▶ **The task**:
Copy down every line where the string "Familie" shows up.

▶ **Data to process**:
——

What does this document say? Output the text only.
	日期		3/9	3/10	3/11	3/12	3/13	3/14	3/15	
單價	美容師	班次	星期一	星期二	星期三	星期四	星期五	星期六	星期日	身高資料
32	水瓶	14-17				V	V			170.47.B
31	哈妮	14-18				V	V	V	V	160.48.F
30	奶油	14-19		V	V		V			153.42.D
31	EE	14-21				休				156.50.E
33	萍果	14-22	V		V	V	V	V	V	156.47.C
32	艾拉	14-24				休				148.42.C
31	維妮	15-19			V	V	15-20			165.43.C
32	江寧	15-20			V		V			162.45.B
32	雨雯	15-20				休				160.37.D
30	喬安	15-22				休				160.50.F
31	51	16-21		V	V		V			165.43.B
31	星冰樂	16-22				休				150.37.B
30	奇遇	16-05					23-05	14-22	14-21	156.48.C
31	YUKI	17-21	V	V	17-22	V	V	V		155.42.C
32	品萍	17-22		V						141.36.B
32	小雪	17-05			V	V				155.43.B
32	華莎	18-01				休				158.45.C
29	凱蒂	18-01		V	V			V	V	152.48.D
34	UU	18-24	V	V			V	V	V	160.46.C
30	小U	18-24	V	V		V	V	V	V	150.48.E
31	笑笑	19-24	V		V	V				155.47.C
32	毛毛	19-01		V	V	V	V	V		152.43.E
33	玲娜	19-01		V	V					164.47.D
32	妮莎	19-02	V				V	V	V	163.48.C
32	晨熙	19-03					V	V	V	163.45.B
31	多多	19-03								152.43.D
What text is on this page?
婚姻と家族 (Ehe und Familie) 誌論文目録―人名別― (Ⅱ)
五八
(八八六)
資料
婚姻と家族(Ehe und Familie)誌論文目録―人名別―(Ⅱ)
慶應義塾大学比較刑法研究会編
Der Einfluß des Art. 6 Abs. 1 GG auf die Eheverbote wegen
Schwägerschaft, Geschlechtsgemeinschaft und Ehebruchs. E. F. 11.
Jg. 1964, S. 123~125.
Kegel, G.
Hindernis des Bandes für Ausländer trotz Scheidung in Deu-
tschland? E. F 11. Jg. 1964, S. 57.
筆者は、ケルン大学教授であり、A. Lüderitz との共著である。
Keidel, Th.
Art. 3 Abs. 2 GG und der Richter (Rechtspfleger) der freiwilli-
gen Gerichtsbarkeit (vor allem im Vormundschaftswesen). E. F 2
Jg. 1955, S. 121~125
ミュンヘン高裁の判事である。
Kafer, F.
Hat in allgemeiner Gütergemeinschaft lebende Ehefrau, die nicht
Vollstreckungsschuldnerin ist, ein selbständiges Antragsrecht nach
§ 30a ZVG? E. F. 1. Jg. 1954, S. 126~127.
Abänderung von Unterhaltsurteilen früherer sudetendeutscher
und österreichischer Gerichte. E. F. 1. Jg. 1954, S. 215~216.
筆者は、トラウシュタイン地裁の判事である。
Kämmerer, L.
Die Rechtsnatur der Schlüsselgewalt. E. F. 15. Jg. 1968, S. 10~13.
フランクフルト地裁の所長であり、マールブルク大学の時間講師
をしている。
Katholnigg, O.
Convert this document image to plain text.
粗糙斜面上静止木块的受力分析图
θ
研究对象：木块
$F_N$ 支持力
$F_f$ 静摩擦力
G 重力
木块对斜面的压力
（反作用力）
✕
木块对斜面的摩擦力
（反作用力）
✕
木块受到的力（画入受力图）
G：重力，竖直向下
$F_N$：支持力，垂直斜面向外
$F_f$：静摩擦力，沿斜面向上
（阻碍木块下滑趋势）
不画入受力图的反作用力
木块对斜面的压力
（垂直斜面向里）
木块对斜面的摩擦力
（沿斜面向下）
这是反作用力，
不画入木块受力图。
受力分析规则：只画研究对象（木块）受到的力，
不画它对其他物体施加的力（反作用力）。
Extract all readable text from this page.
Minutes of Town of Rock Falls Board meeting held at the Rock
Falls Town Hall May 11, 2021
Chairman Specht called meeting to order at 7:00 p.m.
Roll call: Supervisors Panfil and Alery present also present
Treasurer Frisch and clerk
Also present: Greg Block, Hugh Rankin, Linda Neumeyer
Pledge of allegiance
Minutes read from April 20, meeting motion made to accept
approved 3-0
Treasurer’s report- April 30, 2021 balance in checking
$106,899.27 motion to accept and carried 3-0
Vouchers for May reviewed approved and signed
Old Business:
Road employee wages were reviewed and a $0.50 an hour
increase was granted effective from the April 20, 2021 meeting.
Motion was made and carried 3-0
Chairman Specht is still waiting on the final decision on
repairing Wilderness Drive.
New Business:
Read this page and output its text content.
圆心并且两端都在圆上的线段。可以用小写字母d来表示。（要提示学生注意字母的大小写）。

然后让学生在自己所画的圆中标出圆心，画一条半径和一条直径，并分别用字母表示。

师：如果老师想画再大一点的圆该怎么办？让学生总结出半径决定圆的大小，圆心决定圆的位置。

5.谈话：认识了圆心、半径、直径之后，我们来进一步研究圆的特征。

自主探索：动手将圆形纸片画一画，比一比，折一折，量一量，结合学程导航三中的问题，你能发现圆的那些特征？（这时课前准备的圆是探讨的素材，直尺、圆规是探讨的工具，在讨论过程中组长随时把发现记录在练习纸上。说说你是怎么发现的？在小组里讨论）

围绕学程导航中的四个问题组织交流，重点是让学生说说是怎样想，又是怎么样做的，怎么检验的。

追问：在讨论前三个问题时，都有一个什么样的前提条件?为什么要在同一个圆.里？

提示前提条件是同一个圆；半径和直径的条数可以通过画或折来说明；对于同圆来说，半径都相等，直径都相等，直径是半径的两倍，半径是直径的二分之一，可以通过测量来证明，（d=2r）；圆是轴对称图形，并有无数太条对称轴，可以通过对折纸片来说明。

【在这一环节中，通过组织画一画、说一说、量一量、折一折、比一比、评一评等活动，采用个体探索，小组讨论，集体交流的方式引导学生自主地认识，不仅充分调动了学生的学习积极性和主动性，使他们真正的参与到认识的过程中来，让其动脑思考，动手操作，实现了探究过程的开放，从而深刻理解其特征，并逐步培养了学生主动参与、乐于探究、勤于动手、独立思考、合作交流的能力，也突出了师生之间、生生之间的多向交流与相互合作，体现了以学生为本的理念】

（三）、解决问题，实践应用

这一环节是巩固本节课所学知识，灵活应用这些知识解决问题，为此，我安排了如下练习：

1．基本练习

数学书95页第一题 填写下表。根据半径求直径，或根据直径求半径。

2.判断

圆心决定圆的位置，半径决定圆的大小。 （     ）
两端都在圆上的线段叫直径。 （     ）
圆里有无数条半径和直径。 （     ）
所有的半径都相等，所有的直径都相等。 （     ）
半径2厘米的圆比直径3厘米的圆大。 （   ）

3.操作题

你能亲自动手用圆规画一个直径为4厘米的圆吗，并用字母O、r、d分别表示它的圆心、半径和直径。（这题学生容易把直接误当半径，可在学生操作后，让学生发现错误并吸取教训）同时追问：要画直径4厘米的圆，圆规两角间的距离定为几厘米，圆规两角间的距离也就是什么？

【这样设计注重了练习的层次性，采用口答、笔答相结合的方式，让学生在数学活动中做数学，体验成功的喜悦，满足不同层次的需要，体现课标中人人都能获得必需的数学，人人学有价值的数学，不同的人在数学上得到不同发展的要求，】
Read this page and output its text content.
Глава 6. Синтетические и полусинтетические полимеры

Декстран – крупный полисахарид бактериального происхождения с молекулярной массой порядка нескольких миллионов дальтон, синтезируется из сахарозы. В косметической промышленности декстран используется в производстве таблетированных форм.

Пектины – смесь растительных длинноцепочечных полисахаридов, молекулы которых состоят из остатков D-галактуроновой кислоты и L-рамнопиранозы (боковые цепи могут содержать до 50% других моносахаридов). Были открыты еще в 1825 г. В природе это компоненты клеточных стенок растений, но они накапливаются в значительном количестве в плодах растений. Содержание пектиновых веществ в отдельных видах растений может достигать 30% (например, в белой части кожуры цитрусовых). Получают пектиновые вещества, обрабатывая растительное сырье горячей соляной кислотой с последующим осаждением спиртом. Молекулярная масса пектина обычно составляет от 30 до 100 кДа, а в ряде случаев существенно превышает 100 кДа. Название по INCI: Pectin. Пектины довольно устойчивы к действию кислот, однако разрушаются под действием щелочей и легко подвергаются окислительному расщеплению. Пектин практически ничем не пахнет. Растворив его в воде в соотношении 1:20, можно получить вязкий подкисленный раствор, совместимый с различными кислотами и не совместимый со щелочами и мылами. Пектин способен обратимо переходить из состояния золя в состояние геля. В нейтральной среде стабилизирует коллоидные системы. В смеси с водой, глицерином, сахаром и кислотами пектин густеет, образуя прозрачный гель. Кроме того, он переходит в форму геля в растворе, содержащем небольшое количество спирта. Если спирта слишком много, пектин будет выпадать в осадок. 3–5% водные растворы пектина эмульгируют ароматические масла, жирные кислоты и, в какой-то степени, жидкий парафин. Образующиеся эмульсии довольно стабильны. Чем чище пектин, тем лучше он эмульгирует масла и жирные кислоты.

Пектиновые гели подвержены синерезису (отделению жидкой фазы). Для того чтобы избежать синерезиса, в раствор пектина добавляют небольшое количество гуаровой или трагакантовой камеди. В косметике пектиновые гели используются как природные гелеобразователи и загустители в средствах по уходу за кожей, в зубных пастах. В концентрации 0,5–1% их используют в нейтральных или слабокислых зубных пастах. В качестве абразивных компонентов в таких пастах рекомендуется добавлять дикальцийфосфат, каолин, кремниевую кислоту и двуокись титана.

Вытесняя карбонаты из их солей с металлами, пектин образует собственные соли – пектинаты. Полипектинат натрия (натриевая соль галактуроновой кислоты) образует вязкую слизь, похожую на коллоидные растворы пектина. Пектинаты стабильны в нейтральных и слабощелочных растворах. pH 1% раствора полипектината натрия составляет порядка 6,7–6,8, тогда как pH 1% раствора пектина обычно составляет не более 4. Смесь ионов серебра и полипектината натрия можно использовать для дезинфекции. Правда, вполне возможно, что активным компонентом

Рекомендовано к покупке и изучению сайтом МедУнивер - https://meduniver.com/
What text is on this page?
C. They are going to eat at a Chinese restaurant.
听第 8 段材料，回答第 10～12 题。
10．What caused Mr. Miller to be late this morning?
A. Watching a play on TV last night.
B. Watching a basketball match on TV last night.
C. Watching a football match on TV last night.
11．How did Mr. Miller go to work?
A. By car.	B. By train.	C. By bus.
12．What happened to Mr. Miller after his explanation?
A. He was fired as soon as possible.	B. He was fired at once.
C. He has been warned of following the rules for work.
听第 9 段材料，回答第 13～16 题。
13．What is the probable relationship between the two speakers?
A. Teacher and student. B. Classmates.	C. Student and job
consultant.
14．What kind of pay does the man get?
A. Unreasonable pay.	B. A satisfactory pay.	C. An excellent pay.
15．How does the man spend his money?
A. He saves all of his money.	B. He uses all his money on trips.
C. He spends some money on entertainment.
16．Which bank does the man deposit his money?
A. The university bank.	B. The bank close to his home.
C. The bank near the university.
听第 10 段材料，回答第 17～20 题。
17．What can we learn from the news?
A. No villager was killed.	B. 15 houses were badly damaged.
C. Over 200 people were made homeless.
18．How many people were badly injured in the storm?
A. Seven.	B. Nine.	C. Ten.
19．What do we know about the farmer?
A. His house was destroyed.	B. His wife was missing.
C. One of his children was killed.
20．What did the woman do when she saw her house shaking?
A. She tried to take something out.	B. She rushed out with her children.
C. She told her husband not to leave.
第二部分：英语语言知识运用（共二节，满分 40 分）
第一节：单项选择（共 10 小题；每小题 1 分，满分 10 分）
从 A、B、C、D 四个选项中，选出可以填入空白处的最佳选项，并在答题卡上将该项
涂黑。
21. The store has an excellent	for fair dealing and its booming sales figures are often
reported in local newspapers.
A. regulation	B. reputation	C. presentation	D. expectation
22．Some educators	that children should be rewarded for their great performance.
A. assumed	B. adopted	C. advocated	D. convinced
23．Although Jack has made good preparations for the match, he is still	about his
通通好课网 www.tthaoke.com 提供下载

——

▶ **Response to the exercise**:
婚姻と家族 (Ehe und Familie) 誌論文目録―人名別― (Ⅱ)
婚姻と家族(Ehe und Familie)誌論文目録―人名別―(Ⅱ)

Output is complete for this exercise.